Stored records:
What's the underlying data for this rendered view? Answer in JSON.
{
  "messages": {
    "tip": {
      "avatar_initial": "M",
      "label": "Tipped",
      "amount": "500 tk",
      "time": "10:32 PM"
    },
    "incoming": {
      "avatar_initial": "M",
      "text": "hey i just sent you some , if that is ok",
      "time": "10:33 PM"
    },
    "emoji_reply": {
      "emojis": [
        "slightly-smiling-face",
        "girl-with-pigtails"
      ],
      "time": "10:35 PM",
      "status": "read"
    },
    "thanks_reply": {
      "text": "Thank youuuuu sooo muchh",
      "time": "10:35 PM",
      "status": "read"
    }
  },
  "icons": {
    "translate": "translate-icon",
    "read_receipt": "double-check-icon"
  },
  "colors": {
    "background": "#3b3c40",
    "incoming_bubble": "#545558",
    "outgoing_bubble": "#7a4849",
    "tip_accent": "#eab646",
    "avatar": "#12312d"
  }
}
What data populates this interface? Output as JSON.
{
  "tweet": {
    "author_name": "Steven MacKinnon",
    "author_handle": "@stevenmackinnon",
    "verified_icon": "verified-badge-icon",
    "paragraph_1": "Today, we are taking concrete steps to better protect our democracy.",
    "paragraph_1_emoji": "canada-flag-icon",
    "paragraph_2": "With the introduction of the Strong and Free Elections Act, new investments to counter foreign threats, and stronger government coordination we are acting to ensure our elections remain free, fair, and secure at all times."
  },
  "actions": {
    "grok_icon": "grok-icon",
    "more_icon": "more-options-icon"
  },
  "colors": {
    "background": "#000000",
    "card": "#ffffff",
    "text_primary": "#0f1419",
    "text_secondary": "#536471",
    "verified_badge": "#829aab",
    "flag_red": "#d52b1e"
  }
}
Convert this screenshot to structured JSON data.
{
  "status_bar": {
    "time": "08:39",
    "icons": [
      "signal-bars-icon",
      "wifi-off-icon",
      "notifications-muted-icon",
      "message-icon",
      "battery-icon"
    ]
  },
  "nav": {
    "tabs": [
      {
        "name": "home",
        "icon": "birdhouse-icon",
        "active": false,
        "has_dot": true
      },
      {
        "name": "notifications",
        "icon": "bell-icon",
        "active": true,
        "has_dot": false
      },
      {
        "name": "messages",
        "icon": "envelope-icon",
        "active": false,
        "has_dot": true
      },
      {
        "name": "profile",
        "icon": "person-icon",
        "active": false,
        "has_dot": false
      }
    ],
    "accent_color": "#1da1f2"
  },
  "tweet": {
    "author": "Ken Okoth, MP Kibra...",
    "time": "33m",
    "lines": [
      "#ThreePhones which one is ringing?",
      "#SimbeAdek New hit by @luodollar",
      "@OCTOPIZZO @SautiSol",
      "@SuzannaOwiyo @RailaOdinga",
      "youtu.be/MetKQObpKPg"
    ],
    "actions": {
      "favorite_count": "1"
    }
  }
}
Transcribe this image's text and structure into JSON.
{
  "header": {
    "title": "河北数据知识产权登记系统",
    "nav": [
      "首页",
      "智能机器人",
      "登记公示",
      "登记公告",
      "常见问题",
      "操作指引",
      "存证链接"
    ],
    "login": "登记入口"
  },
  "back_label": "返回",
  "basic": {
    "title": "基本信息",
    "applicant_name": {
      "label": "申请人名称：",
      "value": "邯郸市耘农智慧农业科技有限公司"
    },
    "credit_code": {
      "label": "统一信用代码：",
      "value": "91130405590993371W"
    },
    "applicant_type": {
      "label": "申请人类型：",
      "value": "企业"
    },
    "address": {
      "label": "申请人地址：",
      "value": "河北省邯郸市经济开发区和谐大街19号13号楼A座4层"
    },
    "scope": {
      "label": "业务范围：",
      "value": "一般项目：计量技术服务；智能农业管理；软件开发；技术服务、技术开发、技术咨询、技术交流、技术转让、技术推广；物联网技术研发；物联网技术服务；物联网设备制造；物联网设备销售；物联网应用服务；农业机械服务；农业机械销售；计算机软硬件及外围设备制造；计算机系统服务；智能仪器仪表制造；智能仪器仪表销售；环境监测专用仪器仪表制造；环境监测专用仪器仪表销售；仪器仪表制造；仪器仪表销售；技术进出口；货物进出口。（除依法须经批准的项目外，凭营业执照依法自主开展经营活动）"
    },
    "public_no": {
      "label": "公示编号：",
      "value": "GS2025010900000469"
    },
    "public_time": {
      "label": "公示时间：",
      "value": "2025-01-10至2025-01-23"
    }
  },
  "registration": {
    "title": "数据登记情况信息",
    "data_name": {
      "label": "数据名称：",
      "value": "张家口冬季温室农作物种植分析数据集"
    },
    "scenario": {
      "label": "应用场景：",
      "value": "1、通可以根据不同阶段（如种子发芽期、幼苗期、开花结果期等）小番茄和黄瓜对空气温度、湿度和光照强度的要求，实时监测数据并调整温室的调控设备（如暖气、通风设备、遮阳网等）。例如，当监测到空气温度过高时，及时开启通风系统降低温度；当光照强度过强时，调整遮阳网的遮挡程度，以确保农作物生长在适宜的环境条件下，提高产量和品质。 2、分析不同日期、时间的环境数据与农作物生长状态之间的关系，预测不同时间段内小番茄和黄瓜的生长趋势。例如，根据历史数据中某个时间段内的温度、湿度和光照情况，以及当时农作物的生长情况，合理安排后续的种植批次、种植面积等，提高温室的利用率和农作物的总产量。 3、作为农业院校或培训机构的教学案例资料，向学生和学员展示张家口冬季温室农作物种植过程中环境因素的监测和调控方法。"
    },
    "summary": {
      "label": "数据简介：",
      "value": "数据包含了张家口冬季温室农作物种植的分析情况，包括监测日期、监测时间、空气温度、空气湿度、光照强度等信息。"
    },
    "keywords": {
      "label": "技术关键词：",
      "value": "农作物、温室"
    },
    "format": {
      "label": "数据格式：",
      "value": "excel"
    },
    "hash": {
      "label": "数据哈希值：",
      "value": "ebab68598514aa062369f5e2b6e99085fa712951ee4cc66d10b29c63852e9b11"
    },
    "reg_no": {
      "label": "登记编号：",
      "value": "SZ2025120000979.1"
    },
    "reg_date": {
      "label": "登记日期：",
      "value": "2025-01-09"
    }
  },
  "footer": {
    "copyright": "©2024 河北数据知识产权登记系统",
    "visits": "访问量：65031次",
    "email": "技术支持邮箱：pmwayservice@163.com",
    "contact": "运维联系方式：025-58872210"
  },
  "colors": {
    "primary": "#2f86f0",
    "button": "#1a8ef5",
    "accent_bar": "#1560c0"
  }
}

- [Aim]
Search the material above for "JSON". Pull out each line where it shows up.

- [Result]
What's the underlying data for this rendered view? Answer in JSON.
What data populates this interface? Output as JSON.
Convert this screenshot to structured JSON data.
Transcribe this image's text and structure into JSON.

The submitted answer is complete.